▶ [Problem description]
Take the entries below and print all of them exactly, please.

——

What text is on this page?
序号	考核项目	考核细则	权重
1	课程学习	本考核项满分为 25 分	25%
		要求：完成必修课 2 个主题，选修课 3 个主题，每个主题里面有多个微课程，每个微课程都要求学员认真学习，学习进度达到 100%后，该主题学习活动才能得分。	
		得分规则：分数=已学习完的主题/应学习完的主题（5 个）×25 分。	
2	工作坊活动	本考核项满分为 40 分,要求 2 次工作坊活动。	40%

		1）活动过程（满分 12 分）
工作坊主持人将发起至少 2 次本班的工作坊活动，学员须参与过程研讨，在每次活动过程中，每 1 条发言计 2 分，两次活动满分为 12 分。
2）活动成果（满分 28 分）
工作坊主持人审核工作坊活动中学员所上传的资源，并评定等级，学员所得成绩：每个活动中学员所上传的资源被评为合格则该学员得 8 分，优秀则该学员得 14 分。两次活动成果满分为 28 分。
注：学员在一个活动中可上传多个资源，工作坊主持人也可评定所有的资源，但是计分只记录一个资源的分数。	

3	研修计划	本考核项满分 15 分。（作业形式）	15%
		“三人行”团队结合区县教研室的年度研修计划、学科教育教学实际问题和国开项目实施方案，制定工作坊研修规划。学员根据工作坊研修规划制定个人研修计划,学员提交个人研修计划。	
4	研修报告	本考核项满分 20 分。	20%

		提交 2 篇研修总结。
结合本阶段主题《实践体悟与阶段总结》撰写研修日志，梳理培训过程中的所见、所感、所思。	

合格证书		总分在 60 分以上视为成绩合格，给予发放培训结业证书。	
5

——

▶ [Final result]
What text is on this page?
序号	考核项目	考核细则	权重
1	课程学习	本考核项满分为 25 分	25%
		要求：完成必修课 2 个主题，选修课 3 个主题，每个主题里面有多个微课程，每个微课程都要求学员认真学习，学习进度达到 100%后，该主题学习活动才能得分。	
		得分规则：分数=已学习完的主题/应学习完的主题（5 个）×25 分。	
2	工作坊活动	本考核项满分为 40 分,要求 2 次工作坊活动。	40%

		1）活动过程（满分 12 分）
工作坊主持人将发起至少 2 次本班的工作坊活动，学员须参与过程研讨，在每次活动过程中，每 1 条发言计 2 分，两次活动满分为 12 分。
2）活动成果（满分 28 分）
工作坊主持人审核工作坊活动中学员所上传的资源，并评定等级，学员所得成绩：每个活动中学员所上传的资源被评为合格则该学员得 8 分，优秀则该学员得 14 分。两次活动成果满分为 28 分。
注：学员在一个活动中可上传多个资源，工作坊主持人也可评定所有的资源，但是计分只记录一个资源的分数。	

3	研修计划	本考核项满分 15 分。（作业形式）	15%
		“三人行”团队结合区县教研室的年度研修计划、学科教育教学实际问题和国开项目实施方案，制定工作坊研修规划。学员根据工作坊研修规划制定个人研修计划,学员提交个人研修计划。	
4	研修报告	本考核项满分 20 分。	20%

		提交 2 篇研修总结。
结合本阶段主题《实践体悟与阶段总结》撰写研修日志，梳理培训过程中的所见、所感、所思。	

合格证书		总分在 60 分以上视为成绩合格，给予发放培训结业证书。	
5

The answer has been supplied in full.